··· Task material
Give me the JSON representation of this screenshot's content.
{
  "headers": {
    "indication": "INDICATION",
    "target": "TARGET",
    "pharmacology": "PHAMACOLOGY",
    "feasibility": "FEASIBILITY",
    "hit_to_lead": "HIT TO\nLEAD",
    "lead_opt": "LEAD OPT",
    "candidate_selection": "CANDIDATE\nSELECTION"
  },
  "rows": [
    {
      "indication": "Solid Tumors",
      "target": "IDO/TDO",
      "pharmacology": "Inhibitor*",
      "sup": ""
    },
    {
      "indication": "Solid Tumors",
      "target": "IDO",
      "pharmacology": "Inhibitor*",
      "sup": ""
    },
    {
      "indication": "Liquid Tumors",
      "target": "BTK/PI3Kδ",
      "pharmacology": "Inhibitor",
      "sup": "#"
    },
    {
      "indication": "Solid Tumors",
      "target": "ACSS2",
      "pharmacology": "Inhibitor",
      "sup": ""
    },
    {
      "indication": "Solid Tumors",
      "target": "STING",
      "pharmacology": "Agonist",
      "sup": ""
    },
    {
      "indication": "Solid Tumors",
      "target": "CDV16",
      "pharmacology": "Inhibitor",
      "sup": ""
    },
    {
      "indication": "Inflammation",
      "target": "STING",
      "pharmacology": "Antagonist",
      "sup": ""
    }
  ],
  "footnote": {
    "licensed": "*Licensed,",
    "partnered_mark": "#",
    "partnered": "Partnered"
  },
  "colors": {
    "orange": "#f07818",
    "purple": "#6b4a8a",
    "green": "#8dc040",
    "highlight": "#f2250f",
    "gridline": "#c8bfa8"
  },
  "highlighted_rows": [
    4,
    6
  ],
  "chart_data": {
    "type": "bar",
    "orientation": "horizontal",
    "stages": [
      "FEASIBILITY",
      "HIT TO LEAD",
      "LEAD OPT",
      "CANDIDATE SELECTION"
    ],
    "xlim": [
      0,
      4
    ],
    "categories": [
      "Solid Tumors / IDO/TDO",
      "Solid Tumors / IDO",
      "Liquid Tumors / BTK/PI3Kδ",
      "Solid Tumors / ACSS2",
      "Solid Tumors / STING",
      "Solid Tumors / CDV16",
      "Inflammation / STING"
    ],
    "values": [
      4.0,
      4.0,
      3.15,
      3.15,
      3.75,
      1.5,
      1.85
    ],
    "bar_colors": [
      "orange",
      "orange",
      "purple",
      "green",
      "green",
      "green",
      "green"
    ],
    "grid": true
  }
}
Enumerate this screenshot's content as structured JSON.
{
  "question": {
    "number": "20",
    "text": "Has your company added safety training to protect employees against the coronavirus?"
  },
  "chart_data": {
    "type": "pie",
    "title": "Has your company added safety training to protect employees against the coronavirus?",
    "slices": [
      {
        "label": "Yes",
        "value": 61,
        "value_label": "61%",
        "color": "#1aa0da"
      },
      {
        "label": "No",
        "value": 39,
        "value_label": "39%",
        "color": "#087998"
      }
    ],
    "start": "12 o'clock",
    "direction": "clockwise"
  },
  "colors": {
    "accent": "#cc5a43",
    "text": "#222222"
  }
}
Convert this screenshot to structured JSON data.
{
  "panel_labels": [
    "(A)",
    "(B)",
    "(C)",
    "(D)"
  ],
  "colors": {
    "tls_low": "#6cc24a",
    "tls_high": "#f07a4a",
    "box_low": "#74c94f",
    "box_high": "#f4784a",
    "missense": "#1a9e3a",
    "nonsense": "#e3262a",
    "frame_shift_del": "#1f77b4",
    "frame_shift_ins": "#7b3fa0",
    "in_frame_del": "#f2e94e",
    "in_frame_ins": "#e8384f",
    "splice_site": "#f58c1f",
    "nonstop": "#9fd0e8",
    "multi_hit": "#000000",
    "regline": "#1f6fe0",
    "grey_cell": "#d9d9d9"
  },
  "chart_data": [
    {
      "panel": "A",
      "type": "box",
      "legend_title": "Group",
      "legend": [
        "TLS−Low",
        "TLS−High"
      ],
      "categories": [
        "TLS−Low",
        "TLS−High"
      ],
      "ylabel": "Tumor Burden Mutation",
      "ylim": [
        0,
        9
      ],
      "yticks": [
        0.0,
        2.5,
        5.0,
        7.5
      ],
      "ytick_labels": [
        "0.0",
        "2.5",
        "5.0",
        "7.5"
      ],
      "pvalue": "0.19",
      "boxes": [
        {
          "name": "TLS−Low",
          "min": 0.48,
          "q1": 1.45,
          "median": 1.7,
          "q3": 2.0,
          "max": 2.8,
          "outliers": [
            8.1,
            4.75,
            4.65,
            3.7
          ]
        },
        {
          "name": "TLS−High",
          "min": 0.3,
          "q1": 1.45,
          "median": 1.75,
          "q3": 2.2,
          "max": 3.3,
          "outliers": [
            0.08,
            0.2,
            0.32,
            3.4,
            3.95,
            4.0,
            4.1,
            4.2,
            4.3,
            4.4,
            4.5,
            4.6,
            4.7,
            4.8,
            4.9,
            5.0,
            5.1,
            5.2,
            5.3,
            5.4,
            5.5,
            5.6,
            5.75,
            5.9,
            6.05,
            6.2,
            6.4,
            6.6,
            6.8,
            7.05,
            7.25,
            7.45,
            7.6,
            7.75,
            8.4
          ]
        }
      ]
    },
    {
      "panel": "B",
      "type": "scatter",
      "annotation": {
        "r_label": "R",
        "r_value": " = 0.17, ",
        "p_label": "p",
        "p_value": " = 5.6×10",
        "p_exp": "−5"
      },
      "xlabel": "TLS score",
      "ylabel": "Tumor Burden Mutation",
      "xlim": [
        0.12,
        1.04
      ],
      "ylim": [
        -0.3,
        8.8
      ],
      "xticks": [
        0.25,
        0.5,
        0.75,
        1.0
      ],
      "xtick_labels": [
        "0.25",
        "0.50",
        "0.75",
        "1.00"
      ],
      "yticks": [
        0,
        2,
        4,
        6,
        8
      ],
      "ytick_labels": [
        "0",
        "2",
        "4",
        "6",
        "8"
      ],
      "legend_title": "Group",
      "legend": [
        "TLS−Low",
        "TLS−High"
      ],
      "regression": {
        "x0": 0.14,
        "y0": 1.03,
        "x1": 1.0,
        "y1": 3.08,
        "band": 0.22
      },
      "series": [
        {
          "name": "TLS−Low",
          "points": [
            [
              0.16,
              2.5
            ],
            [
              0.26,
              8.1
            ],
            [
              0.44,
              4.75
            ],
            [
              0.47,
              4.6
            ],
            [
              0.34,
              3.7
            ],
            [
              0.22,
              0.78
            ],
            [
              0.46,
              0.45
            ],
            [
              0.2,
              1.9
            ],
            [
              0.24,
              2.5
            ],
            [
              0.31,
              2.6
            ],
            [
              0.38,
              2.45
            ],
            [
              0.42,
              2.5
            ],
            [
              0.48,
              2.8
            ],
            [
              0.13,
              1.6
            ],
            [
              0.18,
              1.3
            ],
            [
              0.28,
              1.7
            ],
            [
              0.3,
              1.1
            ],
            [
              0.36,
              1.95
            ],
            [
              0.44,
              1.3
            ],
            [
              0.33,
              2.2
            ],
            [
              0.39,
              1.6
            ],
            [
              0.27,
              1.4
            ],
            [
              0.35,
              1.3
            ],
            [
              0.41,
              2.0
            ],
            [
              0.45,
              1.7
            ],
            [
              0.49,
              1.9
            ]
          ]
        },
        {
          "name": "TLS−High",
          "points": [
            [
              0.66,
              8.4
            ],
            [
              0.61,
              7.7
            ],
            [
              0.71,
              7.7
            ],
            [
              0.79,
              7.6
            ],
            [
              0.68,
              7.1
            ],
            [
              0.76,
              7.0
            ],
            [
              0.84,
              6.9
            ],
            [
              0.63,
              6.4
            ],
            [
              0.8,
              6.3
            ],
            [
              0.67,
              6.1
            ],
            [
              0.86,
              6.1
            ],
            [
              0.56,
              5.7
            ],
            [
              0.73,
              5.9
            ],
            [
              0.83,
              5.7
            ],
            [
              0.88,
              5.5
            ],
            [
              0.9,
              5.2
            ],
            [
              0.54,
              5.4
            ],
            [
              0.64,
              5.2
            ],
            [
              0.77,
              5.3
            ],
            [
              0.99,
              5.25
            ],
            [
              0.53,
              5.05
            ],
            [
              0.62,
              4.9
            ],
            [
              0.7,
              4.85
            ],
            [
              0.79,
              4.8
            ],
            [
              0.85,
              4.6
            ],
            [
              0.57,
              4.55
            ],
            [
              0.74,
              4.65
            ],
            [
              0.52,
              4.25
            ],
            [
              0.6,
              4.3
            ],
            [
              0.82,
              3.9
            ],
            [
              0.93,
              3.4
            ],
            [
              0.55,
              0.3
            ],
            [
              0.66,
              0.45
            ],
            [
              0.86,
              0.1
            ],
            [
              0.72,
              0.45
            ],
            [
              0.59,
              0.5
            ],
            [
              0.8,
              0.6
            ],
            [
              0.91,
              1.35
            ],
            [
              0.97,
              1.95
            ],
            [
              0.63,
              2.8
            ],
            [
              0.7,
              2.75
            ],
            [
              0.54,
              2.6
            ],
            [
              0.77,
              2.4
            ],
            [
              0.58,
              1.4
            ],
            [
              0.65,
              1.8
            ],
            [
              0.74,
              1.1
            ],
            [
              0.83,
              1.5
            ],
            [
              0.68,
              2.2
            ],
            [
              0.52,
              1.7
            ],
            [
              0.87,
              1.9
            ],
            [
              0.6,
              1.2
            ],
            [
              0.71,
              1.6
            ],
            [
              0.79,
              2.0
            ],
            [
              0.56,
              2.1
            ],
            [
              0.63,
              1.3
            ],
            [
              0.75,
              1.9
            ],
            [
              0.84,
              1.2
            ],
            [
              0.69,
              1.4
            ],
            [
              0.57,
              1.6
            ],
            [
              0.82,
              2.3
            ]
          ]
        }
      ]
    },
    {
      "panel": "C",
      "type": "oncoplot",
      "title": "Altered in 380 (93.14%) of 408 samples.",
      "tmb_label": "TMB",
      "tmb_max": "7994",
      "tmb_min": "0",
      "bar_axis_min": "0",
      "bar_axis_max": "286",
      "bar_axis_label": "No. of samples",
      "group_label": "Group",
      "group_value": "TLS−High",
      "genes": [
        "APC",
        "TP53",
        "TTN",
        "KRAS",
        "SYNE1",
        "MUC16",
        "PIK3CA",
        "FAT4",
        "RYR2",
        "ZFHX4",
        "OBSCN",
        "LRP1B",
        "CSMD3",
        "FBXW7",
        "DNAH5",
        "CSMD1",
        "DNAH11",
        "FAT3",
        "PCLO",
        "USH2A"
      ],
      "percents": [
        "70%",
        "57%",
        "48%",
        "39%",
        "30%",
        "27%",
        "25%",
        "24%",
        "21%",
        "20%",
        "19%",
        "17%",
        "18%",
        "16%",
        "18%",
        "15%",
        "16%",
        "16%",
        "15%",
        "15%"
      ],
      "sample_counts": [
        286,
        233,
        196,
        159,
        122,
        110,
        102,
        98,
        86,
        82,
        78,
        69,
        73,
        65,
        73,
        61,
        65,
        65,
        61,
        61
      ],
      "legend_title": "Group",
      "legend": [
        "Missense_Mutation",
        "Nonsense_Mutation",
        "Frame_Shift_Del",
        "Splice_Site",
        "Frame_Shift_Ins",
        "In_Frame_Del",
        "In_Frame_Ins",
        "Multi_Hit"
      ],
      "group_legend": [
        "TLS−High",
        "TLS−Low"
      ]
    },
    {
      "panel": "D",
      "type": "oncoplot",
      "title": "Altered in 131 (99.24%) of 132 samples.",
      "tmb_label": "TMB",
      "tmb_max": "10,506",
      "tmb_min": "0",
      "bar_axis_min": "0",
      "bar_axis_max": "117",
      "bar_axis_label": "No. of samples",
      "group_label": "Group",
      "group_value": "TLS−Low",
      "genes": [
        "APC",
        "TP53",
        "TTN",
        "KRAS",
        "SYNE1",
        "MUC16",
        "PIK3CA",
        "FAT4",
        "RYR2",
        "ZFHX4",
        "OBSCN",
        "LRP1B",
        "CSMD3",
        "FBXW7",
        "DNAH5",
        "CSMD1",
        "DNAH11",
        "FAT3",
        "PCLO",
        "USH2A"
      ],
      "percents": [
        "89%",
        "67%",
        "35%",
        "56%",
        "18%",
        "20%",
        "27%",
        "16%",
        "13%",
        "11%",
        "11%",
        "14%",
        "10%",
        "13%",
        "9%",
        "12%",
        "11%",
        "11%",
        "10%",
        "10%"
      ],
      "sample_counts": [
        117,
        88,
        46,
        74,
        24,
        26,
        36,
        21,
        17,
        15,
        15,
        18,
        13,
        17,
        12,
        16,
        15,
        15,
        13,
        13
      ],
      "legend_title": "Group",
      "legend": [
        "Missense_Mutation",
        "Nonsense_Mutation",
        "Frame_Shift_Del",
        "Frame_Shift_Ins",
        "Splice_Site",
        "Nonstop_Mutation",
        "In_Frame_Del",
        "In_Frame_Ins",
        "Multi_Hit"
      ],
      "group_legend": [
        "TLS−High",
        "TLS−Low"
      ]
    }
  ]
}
······
## What is expected
For each line above that contains "against", make a copy.

## Response box
    "text": "Has your company added safety training to protect employees against the coronavirus?"
    "title": "Has your company added safety training to protect employees against the coronavirus?",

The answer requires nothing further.